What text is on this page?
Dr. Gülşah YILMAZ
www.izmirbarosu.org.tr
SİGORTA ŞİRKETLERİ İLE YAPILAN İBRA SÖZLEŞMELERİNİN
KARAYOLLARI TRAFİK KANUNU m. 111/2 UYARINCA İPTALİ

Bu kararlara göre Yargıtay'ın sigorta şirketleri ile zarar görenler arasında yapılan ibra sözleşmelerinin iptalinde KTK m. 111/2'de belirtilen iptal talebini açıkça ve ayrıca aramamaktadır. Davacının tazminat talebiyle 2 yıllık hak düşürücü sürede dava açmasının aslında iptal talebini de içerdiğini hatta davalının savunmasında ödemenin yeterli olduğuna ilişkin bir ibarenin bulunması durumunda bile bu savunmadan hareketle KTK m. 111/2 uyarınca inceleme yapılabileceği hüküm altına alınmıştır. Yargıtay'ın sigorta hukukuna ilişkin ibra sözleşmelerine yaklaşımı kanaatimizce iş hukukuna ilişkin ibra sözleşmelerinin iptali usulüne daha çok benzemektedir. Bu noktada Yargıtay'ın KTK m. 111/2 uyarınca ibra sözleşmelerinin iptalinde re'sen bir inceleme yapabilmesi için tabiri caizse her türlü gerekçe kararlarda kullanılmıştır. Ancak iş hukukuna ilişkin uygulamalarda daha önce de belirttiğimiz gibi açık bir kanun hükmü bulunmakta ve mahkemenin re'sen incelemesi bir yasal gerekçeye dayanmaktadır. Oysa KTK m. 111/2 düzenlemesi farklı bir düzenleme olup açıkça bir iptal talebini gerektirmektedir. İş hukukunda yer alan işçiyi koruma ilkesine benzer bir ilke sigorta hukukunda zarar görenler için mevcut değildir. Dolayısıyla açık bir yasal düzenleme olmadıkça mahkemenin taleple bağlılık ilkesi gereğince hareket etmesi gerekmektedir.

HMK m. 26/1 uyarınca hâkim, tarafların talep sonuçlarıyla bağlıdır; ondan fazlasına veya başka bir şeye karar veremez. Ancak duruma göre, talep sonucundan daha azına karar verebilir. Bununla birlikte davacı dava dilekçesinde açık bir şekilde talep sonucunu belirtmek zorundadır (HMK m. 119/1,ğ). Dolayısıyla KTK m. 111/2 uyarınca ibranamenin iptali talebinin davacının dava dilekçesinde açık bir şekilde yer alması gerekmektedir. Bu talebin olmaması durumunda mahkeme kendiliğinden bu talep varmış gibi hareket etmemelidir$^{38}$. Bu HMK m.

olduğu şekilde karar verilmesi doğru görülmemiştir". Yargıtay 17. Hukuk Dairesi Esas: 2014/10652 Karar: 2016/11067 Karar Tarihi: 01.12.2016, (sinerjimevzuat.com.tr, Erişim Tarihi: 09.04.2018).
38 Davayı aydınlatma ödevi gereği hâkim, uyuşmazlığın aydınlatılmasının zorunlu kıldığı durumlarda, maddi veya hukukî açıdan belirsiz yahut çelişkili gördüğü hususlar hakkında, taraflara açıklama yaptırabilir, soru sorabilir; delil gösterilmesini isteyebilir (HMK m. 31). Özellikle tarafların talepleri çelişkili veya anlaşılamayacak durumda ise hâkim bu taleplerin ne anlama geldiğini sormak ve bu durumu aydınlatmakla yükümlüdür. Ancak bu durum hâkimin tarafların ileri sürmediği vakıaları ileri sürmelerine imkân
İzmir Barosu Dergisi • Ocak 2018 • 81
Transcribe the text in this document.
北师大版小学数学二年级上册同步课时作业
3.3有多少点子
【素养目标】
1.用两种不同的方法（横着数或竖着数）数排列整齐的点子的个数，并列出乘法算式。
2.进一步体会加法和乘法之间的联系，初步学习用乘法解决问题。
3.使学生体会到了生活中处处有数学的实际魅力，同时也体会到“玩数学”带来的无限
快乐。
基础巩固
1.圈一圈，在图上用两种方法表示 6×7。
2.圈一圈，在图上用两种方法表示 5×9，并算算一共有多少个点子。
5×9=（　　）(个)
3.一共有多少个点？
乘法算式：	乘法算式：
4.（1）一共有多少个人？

════════

STATED EXERCISE: Count the lines in the records above that contain the word "daha", and give only the number.

RESULT OF THIS TASK: 2